Return the whole listing, line for line, without the pictures in it.

## BEGIN

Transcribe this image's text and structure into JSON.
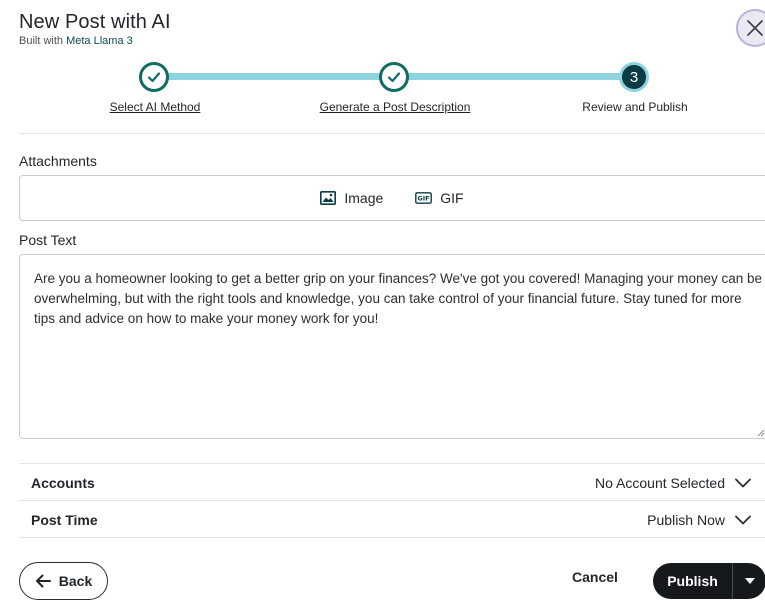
{
  "header": {
    "title": "New Post with AI",
    "subtitle_prefix": "Built with",
    "subtitle_brand": "Meta Llama 3",
    "close_icon": "close-icon"
  },
  "stepper": {
    "steps": [
      {
        "label": "Select AI Method",
        "state": "done"
      },
      {
        "label": "Generate a Post Description",
        "state": "done"
      },
      {
        "label": "Review and Publish",
        "state": "current",
        "number": "3"
      }
    ]
  },
  "attachments": {
    "label": "Attachments",
    "image_label": "Image",
    "gif_label": "GIF",
    "gif_icon_text": "GIF"
  },
  "post_text": {
    "label": "Post Text",
    "value": "Are you a homeowner looking to get a better grip on your finances? We've got you covered! Managing your money can be overwhelming, but with the right tools and knowledge, you can take control of your financial future. Stay tuned for more tips and advice on how to make your money work for you!"
  },
  "accounts": {
    "label": "Accounts",
    "value": "No Account Selected"
  },
  "post_time": {
    "label": "Post Time",
    "value": "Publish Now"
  },
  "footer": {
    "back_label": "Back",
    "cancel_label": "Cancel",
    "publish_label": "Publish"
  },
  "colors": {
    "accent_dark": "#0d3b45",
    "track": "#8fd3df",
    "check": "#0f6b64",
    "primary_button": "#16191c"
  }
}
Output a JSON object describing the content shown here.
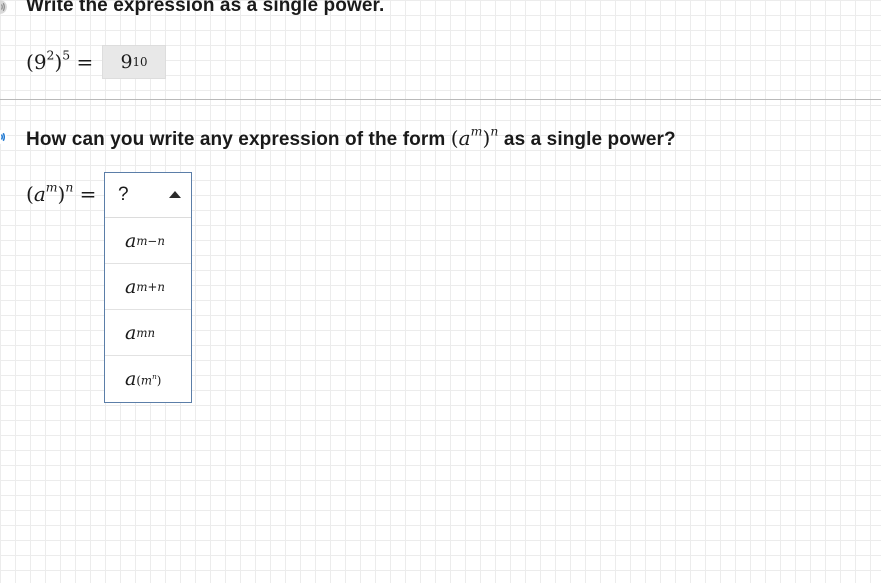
{
  "question1": {
    "prompt": "Write the expression as a single power.",
    "lhs": {
      "base": "9",
      "inner_exp": "2",
      "outer_exp": "5"
    },
    "answer": {
      "base": "9",
      "exp": "10"
    }
  },
  "question2": {
    "prompt_before": "How can you write any expression of the form",
    "prompt_math": {
      "base": "a",
      "inner_exp": "m",
      "outer_exp": "n"
    },
    "prompt_after": "as a single power?",
    "lhs": {
      "base": "a",
      "inner_exp": "m",
      "outer_exp": "n"
    },
    "dropdown": {
      "selected": "?",
      "options": [
        {
          "base": "a",
          "exp": "m−n"
        },
        {
          "base": "a",
          "exp": "m+n"
        },
        {
          "base": "a",
          "exp": "mn"
        },
        {
          "base": "a",
          "exp_base": "m",
          "exp_exp": "n"
        }
      ]
    }
  },
  "colors": {
    "audio_icon_inactive": "#cfcfcf",
    "audio_icon_active": "#1f78d1",
    "dropdown_border": "#5b7ea8"
  },
  "icons": {
    "audio_1": "speaker-icon",
    "audio_2": "speaker-icon",
    "dropdown_caret": "caret-up-icon"
  }
}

## END

#### EXPECTED OUTPUT:
Transcribe this image's text and structure into JSON.
{
  "header": {
    "title": "New Post with AI",
    "subtitle_prefix": "Built with",
    "subtitle_brand": "Meta Llama 3",
    "close_icon": "close-icon"
  },
  "stepper": {
    "steps": [
      {
        "label": "Select AI Method",
        "state": "done"
      },
      {
        "label": "Generate a Post Description",
        "state": "done"
      },
      {
        "label": "Review and Publish",
        "state": "current",
        "number": "3"
      }
    ]
  },
  "attachments": {
    "label": "Attachments",
    "image_label": "Image",
    "gif_label": "GIF",
    "gif_icon_text": "GIF"
  },
  "post_text": {
    "label": "Post Text",
    "value": "Are you a homeowner looking to get a better grip on your finances? We've got you covered! Managing your money can be overwhelming, but with the right tools and knowledge, you can take control of your financial future. Stay tuned for more tips and advice on how to make your money work for you!"
  },
  "accounts": {
    "label": "Accounts",
    "value": "No Account Selected"
  },
  "post_time": {
    "label": "Post Time",
    "value": "Publish Now"
  },
  "footer": {
    "back_label": "Back",
    "cancel_label": "Cancel",
    "publish_label": "Publish"
  },
  "colors": {
    "accent_dark": "#0d3b45",
    "track": "#8fd3df",
    "check": "#0f6b64",
    "primary_button": "#16191c"
  }
}
Output a JSON object describing the content shown here.
{
  "question1": {
    "prompt": "Write the expression as a single power.",
    "lhs": {
      "base": "9",
      "inner_exp": "2",
      "outer_exp": "5"
    },
    "answer": {
      "base": "9",
      "exp": "10"
    }
  },
  "question2": {
    "prompt_before": "How can you write any expression of the form",
    "prompt_math": {
      "base": "a",
      "inner_exp": "m",
      "outer_exp": "n"
    },
    "prompt_after": "as a single power?",
    "lhs": {
      "base": "a",
      "inner_exp": "m",
      "outer_exp": "n"
    },
    "dropdown": {
      "selected": "?",
      "options": [
        {
          "base": "a",
          "exp": "m−n"
        },
        {
          "base": "a",
          "exp": "m+n"
        },
        {
          "base": "a",
          "exp": "mn"
        },
        {
          "base": "a",
          "exp_base": "m",
          "exp_exp": "n"
        }
      ]
    }
  },
  "colors": {
    "audio_icon_inactive": "#cfcfcf",
    "audio_icon_active": "#1f78d1",
    "dropdown_border": "#5b7ea8"
  },
  "icons": {
    "audio_1": "speaker-icon",
    "audio_2": "speaker-icon",
    "dropdown_caret": "caret-up-icon"
  }
}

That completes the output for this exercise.